**What the exercise asks**. Restate the full listing word for word and leave the pictures out.
###
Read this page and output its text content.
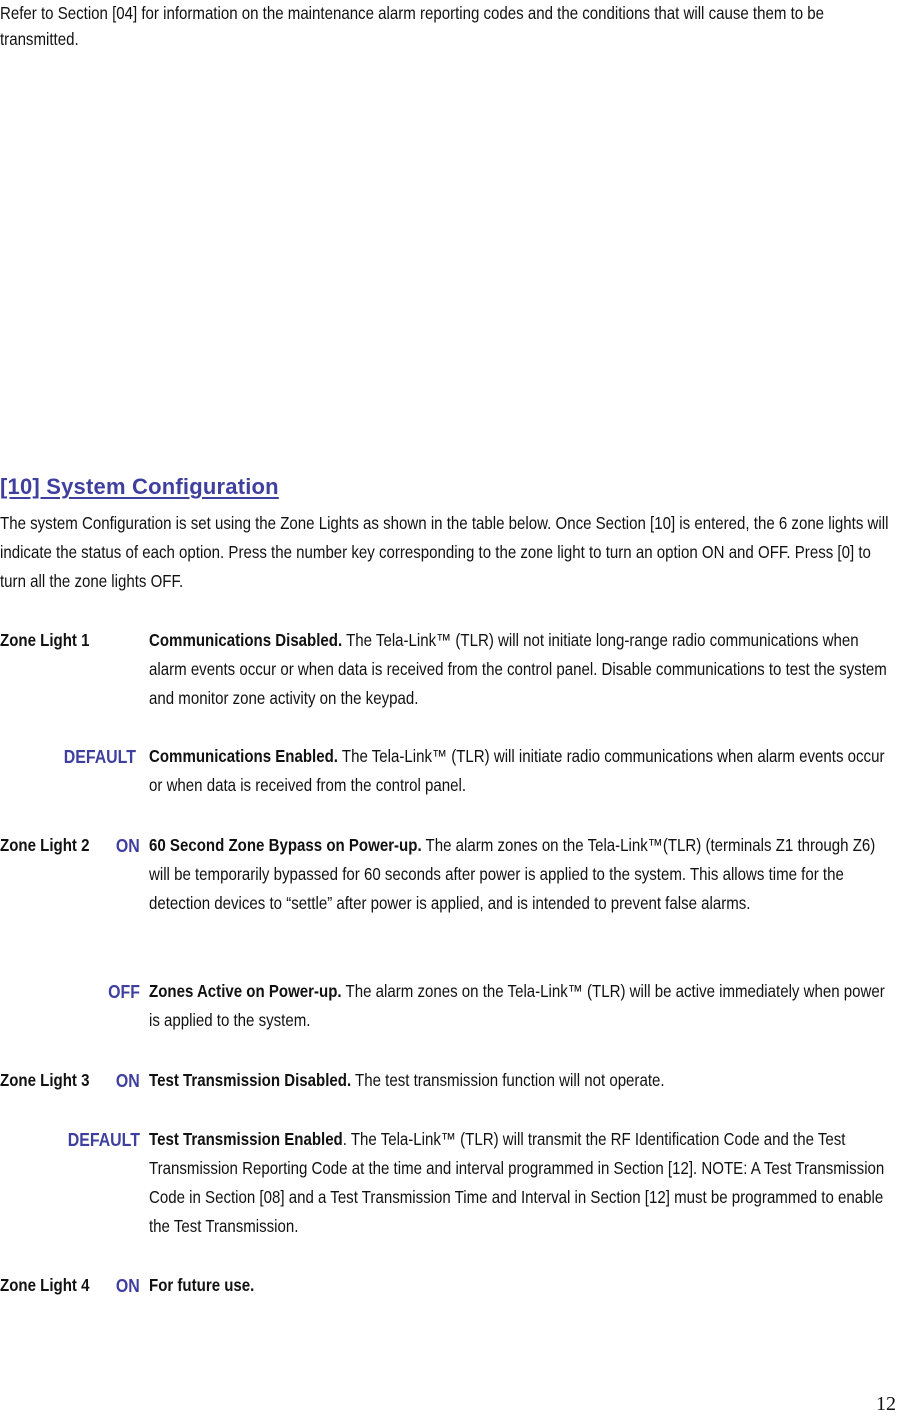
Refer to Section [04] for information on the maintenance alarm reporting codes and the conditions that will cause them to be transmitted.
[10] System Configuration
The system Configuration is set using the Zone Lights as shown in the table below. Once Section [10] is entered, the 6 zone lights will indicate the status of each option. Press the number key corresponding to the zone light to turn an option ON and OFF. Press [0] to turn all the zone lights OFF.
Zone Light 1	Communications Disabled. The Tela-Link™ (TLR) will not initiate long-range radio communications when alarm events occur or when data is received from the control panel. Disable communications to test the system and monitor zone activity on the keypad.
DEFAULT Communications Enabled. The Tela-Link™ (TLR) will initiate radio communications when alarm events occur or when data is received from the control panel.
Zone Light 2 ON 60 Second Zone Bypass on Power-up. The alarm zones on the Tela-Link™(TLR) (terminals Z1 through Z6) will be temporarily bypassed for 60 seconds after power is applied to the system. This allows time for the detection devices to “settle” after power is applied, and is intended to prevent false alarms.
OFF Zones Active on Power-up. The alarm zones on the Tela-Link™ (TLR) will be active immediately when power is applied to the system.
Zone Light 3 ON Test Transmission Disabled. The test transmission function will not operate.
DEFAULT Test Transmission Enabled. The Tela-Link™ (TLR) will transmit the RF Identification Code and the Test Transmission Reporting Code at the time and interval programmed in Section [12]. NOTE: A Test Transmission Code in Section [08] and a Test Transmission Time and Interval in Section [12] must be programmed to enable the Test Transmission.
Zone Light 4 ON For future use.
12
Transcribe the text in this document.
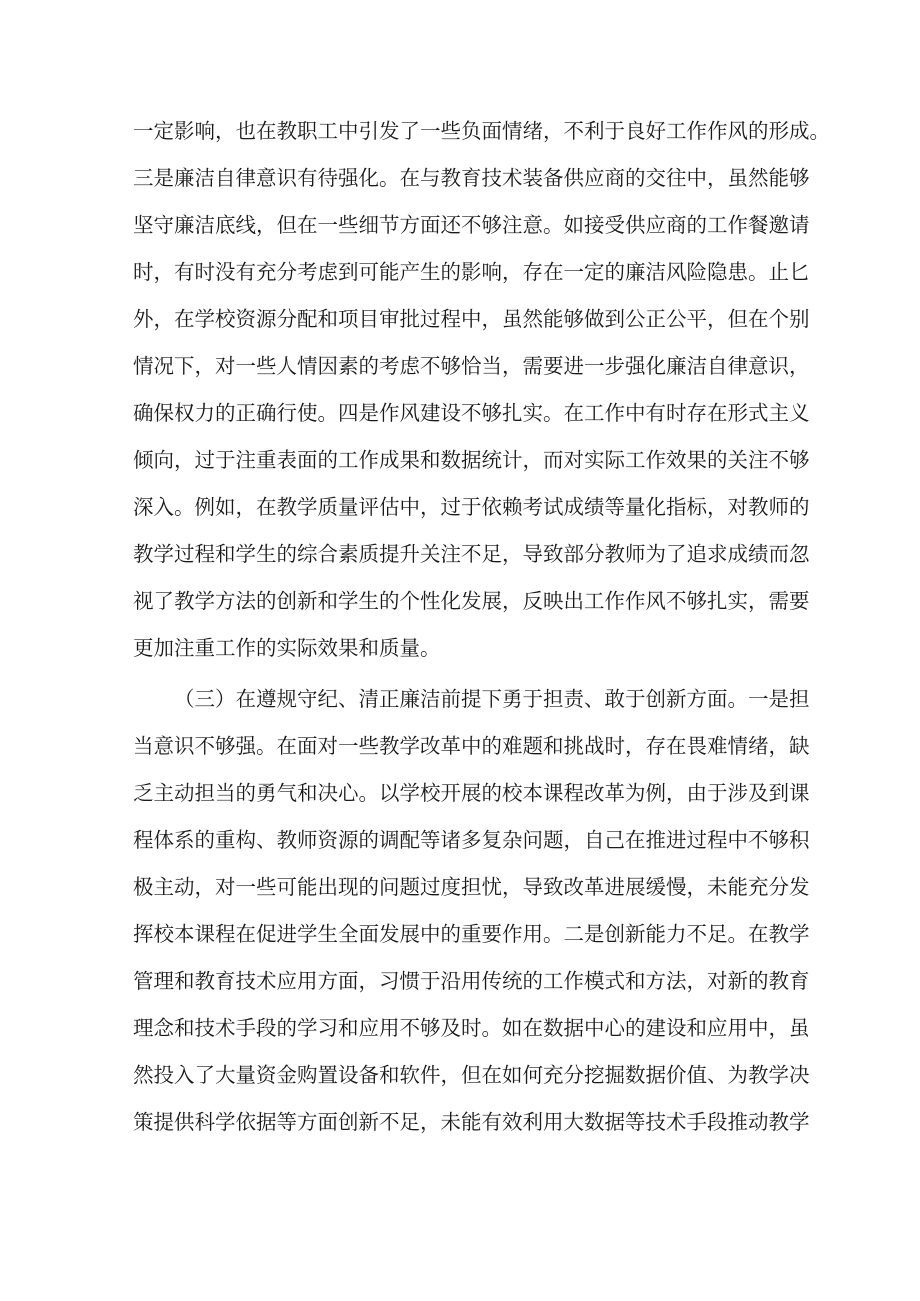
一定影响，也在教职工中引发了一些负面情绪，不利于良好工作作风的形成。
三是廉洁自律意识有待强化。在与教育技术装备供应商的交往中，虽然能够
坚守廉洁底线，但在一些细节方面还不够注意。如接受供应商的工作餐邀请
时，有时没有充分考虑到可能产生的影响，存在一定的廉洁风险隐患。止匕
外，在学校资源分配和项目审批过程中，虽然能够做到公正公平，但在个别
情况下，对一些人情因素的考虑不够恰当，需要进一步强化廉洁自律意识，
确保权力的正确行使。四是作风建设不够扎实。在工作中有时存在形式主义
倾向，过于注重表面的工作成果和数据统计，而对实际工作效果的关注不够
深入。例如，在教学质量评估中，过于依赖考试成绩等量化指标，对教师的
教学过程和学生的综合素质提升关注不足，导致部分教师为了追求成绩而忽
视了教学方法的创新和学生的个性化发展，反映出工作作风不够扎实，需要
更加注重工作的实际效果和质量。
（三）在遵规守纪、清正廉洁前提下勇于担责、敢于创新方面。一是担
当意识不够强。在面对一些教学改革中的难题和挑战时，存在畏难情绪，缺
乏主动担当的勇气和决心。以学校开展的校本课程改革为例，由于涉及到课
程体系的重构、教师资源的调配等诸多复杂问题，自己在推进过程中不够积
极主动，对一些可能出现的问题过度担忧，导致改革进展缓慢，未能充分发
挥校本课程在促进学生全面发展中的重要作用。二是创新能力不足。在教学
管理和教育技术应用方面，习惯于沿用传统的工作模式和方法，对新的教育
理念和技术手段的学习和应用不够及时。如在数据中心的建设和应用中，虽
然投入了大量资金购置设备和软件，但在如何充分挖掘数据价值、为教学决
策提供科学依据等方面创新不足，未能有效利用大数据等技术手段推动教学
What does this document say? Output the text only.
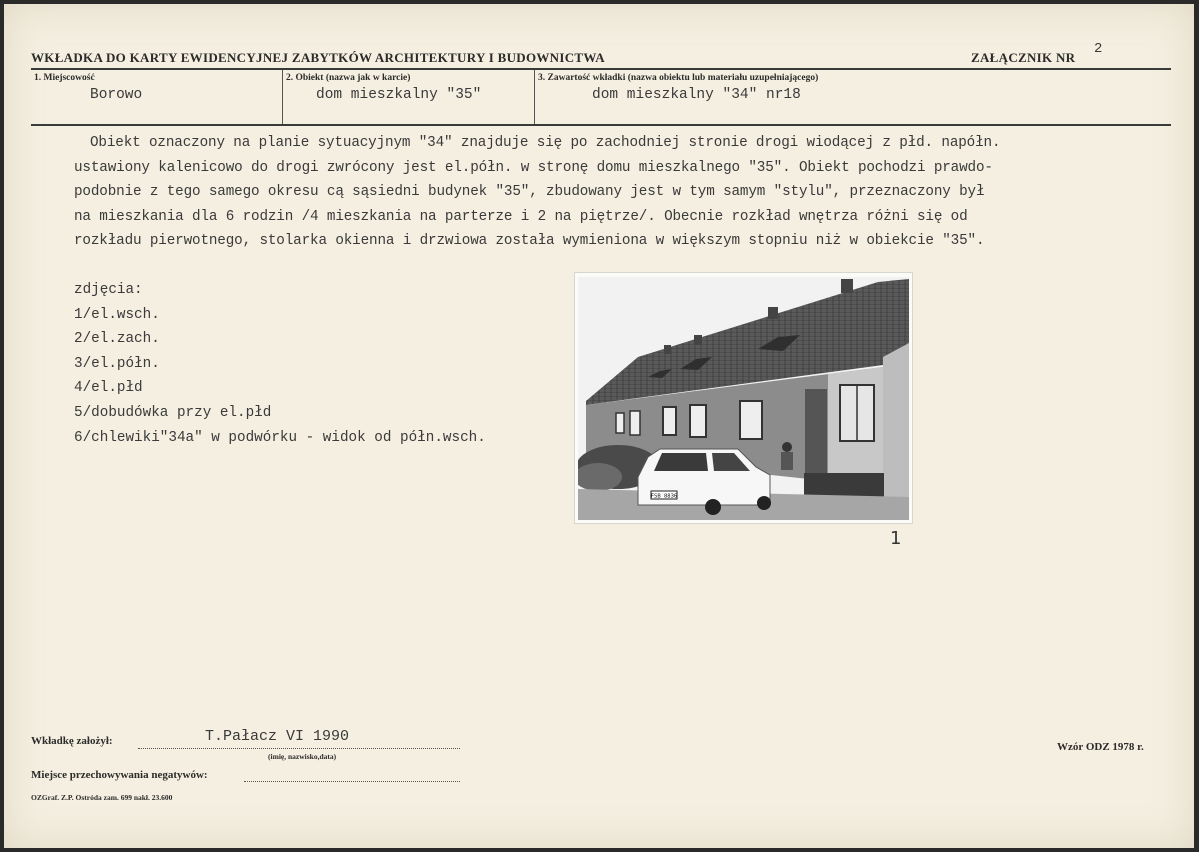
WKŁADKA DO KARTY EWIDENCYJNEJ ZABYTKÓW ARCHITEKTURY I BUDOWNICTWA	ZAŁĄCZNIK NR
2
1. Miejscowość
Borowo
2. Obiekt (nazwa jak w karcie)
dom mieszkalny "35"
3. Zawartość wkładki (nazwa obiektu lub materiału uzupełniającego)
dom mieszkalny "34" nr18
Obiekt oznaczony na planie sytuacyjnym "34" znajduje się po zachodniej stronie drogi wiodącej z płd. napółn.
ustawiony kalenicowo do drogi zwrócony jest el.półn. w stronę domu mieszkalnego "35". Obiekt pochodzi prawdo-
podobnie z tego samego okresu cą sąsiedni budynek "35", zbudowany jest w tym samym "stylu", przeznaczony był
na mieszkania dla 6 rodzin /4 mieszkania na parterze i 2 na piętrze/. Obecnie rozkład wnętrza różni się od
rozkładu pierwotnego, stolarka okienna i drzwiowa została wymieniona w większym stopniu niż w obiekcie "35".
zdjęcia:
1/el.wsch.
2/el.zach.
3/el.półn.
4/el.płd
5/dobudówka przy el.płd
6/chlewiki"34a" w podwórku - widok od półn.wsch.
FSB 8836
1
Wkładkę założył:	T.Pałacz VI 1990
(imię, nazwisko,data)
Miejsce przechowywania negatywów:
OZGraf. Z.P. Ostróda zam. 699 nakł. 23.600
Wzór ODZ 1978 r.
###
**Exercise answer**.
Read this page and output its text content.
Refer to Section [04] for information on the maintenance alarm reporting codes and the conditions that will cause them to be transmitted.
[10] System Configuration
The system Configuration is set using the Zone Lights as shown in the table below. Once Section [10] is entered, the 6 zone lights will indicate the status of each option. Press the number key corresponding to the zone light to turn an option ON and OFF. Press [0] to turn all the zone lights OFF.
Zone Light 1	Communications Disabled. The Tela-Link™ (TLR) will not initiate long-range radio communications when alarm events occur or when data is received from the control panel. Disable communications to test the system and monitor zone activity on the keypad.
DEFAULT Communications Enabled. The Tela-Link™ (TLR) will initiate radio communications when alarm events occur or when data is received from the control panel.
Zone Light 2 ON 60 Second Zone Bypass on Power-up. The alarm zones on the Tela-Link™(TLR) (terminals Z1 through Z6) will be temporarily bypassed for 60 seconds after power is applied to the system. This allows time for the detection devices to “settle” after power is applied, and is intended to prevent false alarms.
OFF Zones Active on Power-up. The alarm zones on the Tela-Link™ (TLR) will be active immediately when power is applied to the system.
Zone Light 3 ON Test Transmission Disabled. The test transmission function will not operate.
DEFAULT Test Transmission Enabled. The Tela-Link™ (TLR) will transmit the RF Identification Code and the Test Transmission Reporting Code at the time and interval programmed in Section [12]. NOTE: A Test Transmission Code in Section [08] and a Test Transmission Time and Interval in Section [12] must be programmed to enable the Test Transmission.
Zone Light 4 ON For future use.
12
Transcribe the text in this document.
一定影响，也在教职工中引发了一些负面情绪，不利于良好工作作风的形成。
三是廉洁自律意识有待强化。在与教育技术装备供应商的交往中，虽然能够
坚守廉洁底线，但在一些细节方面还不够注意。如接受供应商的工作餐邀请
时，有时没有充分考虑到可能产生的影响，存在一定的廉洁风险隐患。止匕
外，在学校资源分配和项目审批过程中，虽然能够做到公正公平，但在个别
情况下，对一些人情因素的考虑不够恰当，需要进一步强化廉洁自律意识，
确保权力的正确行使。四是作风建设不够扎实。在工作中有时存在形式主义
倾向，过于注重表面的工作成果和数据统计，而对实际工作效果的关注不够
深入。例如，在教学质量评估中，过于依赖考试成绩等量化指标，对教师的
教学过程和学生的综合素质提升关注不足，导致部分教师为了追求成绩而忽
视了教学方法的创新和学生的个性化发展，反映出工作作风不够扎实，需要
更加注重工作的实际效果和质量。
（三）在遵规守纪、清正廉洁前提下勇于担责、敢于创新方面。一是担
当意识不够强。在面对一些教学改革中的难题和挑战时，存在畏难情绪，缺
乏主动担当的勇气和决心。以学校开展的校本课程改革为例，由于涉及到课
程体系的重构、教师资源的调配等诸多复杂问题，自己在推进过程中不够积
极主动，对一些可能出现的问题过度担忧，导致改革进展缓慢，未能充分发
挥校本课程在促进学生全面发展中的重要作用。二是创新能力不足。在教学
管理和教育技术应用方面，习惯于沿用传统的工作模式和方法，对新的教育
理念和技术手段的学习和应用不够及时。如在数据中心的建设和应用中，虽
然投入了大量资金购置设备和软件，但在如何充分挖掘数据价值、为教学决
策提供科学依据等方面创新不足，未能有效利用大数据等技术手段推动教学
What does this document say? Output the text only.
WKŁADKA DO KARTY EWIDENCYJNEJ ZABYTKÓW ARCHITEKTURY I BUDOWNICTWA	ZAŁĄCZNIK NR
2
1. Miejscowość
Borowo
2. Obiekt (nazwa jak w karcie)
dom mieszkalny "35"
3. Zawartość wkładki (nazwa obiektu lub materiału uzupełniającego)
dom mieszkalny "34" nr18
Obiekt oznaczony na planie sytuacyjnym "34" znajduje się po zachodniej stronie drogi wiodącej z płd. napółn.
ustawiony kalenicowo do drogi zwrócony jest el.półn. w stronę domu mieszkalnego "35". Obiekt pochodzi prawdo-
podobnie z tego samego okresu cą sąsiedni budynek "35", zbudowany jest w tym samym "stylu", przeznaczony był
na mieszkania dla 6 rodzin /4 mieszkania na parterze i 2 na piętrze/. Obecnie rozkład wnętrza różni się od
rozkładu pierwotnego, stolarka okienna i drzwiowa została wymieniona w większym stopniu niż w obiekcie "35".
zdjęcia:
1/el.wsch.
2/el.zach.
3/el.półn.
4/el.płd
5/dobudówka przy el.płd
6/chlewiki"34a" w podwórku - widok od półn.wsch.
FSB 8836
1
Wkładkę założył:	T.Pałacz VI 1990
(imię, nazwisko,data)
Miejsce przechowywania negatywów:
OZGraf. Z.P. Ostróda zam. 699 nakł. 23.600
Wzór ODZ 1978 r.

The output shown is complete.